- _EXERCISE DIRECTIONS_
Transcribe the entries below exactly.

-- BEGIN MATERIALS PROVIDED --

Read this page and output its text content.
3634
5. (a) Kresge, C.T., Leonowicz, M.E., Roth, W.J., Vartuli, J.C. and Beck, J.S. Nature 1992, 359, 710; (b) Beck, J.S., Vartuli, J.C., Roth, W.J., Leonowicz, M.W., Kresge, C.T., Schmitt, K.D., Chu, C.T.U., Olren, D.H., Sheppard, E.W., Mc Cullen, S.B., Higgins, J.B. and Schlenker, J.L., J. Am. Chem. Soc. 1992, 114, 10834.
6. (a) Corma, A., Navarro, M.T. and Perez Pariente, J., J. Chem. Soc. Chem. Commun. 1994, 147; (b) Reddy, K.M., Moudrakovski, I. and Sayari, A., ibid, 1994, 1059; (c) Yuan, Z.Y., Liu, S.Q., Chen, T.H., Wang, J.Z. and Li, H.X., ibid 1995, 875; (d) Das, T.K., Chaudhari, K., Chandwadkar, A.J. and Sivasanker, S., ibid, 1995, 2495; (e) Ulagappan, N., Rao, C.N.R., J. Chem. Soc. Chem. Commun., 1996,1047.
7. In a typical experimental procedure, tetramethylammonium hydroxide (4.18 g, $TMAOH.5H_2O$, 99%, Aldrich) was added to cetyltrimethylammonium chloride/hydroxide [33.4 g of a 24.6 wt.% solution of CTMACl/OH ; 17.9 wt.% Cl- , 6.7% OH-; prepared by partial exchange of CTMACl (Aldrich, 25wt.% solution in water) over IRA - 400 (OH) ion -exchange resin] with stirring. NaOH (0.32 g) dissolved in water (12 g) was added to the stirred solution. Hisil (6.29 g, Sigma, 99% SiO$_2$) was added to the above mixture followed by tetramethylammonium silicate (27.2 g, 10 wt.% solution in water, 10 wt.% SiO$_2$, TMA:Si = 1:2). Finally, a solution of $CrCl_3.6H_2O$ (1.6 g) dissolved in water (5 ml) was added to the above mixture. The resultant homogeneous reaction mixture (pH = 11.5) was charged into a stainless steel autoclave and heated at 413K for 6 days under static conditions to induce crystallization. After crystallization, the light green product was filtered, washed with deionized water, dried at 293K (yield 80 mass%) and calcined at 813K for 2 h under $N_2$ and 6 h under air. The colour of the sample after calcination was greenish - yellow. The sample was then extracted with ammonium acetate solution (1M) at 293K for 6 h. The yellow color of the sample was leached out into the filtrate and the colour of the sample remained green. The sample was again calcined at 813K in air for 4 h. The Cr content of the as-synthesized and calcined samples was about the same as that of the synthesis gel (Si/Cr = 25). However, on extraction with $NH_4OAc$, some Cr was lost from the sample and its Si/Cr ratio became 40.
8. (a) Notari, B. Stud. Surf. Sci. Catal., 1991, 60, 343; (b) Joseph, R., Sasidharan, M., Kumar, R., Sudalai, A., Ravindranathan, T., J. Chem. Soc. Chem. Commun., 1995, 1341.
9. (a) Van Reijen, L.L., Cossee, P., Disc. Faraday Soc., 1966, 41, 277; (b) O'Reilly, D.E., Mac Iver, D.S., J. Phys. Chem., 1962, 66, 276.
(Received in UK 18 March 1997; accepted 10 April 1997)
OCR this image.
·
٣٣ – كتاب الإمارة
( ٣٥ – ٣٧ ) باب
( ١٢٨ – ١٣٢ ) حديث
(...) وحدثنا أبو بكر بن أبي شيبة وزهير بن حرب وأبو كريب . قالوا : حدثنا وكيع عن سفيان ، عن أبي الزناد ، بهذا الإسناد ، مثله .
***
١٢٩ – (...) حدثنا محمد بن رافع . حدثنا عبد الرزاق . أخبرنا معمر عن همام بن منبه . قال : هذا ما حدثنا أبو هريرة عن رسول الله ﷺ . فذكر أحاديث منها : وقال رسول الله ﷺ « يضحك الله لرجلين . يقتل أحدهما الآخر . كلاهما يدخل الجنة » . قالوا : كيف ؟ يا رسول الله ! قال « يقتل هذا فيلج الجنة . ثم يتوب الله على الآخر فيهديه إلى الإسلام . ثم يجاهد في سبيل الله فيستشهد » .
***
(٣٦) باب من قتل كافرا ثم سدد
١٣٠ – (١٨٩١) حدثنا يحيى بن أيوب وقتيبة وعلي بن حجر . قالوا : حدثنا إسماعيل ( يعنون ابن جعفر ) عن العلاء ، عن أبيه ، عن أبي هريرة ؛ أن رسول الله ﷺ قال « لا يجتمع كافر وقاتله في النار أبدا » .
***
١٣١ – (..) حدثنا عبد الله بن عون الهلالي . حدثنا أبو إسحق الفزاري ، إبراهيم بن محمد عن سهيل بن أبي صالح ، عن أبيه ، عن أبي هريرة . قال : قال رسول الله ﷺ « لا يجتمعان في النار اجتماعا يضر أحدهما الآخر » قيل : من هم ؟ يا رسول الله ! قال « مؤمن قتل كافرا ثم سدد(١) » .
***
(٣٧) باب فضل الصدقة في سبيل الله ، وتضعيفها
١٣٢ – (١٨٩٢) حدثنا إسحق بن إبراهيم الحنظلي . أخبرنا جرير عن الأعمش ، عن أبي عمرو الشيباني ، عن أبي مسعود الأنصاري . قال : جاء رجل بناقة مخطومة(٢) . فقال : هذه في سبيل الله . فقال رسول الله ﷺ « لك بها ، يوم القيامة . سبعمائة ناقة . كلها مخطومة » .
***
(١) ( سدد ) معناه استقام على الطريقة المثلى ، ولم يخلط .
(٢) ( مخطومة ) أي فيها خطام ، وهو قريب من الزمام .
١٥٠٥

-- END MATERIALS PROVIDED --

- _FINAL RESULT_
Read this page and output its text content.
3634
5. (a) Kresge, C.T., Leonowicz, M.E., Roth, W.J., Vartuli, J.C. and Beck, J.S. Nature 1992, 359, 710; (b) Beck, J.S., Vartuli, J.C., Roth, W.J., Leonowicz, M.W., Kresge, C.T., Schmitt, K.D., Chu, C.T.U., Olren, D.H., Sheppard, E.W., Mc Cullen, S.B., Higgins, J.B. and Schlenker, J.L., J. Am. Chem. Soc. 1992, 114, 10834.
6. (a) Corma, A., Navarro, M.T. and Perez Pariente, J., J. Chem. Soc. Chem. Commun. 1994, 147; (b) Reddy, K.M., Moudrakovski, I. and Sayari, A., ibid, 1994, 1059; (c) Yuan, Z.Y., Liu, S.Q., Chen, T.H., Wang, J.Z. and Li, H.X., ibid 1995, 875; (d) Das, T.K., Chaudhari, K., Chandwadkar, A.J. and Sivasanker, S., ibid, 1995, 2495; (e) Ulagappan, N., Rao, C.N.R., J. Chem. Soc. Chem. Commun., 1996,1047.
7. In a typical experimental procedure, tetramethylammonium hydroxide (4.18 g, $TMAOH.5H_2O$, 99%, Aldrich) was added to cetyltrimethylammonium chloride/hydroxide [33.4 g of a 24.6 wt.% solution of CTMACl/OH ; 17.9 wt.% Cl- , 6.7% OH-; prepared by partial exchange of CTMACl (Aldrich, 25wt.% solution in water) over IRA - 400 (OH) ion -exchange resin] with stirring. NaOH (0.32 g) dissolved in water (12 g) was added to the stirred solution. Hisil (6.29 g, Sigma, 99% SiO$_2$) was added to the above mixture followed by tetramethylammonium silicate (27.2 g, 10 wt.% solution in water, 10 wt.% SiO$_2$, TMA:Si = 1:2). Finally, a solution of $CrCl_3.6H_2O$ (1.6 g) dissolved in water (5 ml) was added to the above mixture. The resultant homogeneous reaction mixture (pH = 11.5) was charged into a stainless steel autoclave and heated at 413K for 6 days under static conditions to induce crystallization. After crystallization, the light green product was filtered, washed with deionized water, dried at 293K (yield 80 mass%) and calcined at 813K for 2 h under $N_2$ and 6 h under air. The colour of the sample after calcination was greenish - yellow. The sample was then extracted with ammonium acetate solution (1M) at 293K for 6 h. The yellow color of the sample was leached out into the filtrate and the colour of the sample remained green. The sample was again calcined at 813K in air for 4 h. The Cr content of the as-synthesized and calcined samples was about the same as that of the synthesis gel (Si/Cr = 25). However, on extraction with $NH_4OAc$, some Cr was lost from the sample and its Si/Cr ratio became 40.
8. (a) Notari, B. Stud. Surf. Sci. Catal., 1991, 60, 343; (b) Joseph, R., Sasidharan, M., Kumar, R., Sudalai, A., Ravindranathan, T., J. Chem. Soc. Chem. Commun., 1995, 1341.
9. (a) Van Reijen, L.L., Cossee, P., Disc. Faraday Soc., 1966, 41, 277; (b) O'Reilly, D.E., Mac Iver, D.S., J. Phys. Chem., 1962, 66, 276.
(Received in UK 18 March 1997; accepted 10 April 1997)
OCR this image.
·
٣٣ – كتاب الإمارة
( ٣٥ – ٣٧ ) باب
( ١٢٨ – ١٣٢ ) حديث
(...) وحدثنا أبو بكر بن أبي شيبة وزهير بن حرب وأبو كريب . قالوا : حدثنا وكيع عن سفيان ، عن أبي الزناد ، بهذا الإسناد ، مثله .
***
١٢٩ – (...) حدثنا محمد بن رافع . حدثنا عبد الرزاق . أخبرنا معمر عن همام بن منبه . قال : هذا ما حدثنا أبو هريرة عن رسول الله ﷺ . فذكر أحاديث منها : وقال رسول الله ﷺ « يضحك الله لرجلين . يقتل أحدهما الآخر . كلاهما يدخل الجنة » . قالوا : كيف ؟ يا رسول الله ! قال « يقتل هذا فيلج الجنة . ثم يتوب الله على الآخر فيهديه إلى الإسلام . ثم يجاهد في سبيل الله فيستشهد » .
***
(٣٦) باب من قتل كافرا ثم سدد
١٣٠ – (١٨٩١) حدثنا يحيى بن أيوب وقتيبة وعلي بن حجر . قالوا : حدثنا إسماعيل ( يعنون ابن جعفر ) عن العلاء ، عن أبيه ، عن أبي هريرة ؛ أن رسول الله ﷺ قال « لا يجتمع كافر وقاتله في النار أبدا » .
***
١٣١ – (..) حدثنا عبد الله بن عون الهلالي . حدثنا أبو إسحق الفزاري ، إبراهيم بن محمد عن سهيل بن أبي صالح ، عن أبيه ، عن أبي هريرة . قال : قال رسول الله ﷺ « لا يجتمعان في النار اجتماعا يضر أحدهما الآخر » قيل : من هم ؟ يا رسول الله ! قال « مؤمن قتل كافرا ثم سدد(١) » .
***
(٣٧) باب فضل الصدقة في سبيل الله ، وتضعيفها
١٣٢ – (١٨٩٢) حدثنا إسحق بن إبراهيم الحنظلي . أخبرنا جرير عن الأعمش ، عن أبي عمرو الشيباني ، عن أبي مسعود الأنصاري . قال : جاء رجل بناقة مخطومة(٢) . فقال : هذه في سبيل الله . فقال رسول الله ﷺ « لك بها ، يوم القيامة . سبعمائة ناقة . كلها مخطومة » .
***
(١) ( سدد ) معناه استقام على الطريقة المثلى ، ولم يخلط .
(٢) ( مخطومة ) أي فيها خطام ، وهو قريب من الزمام .
١٥٠٥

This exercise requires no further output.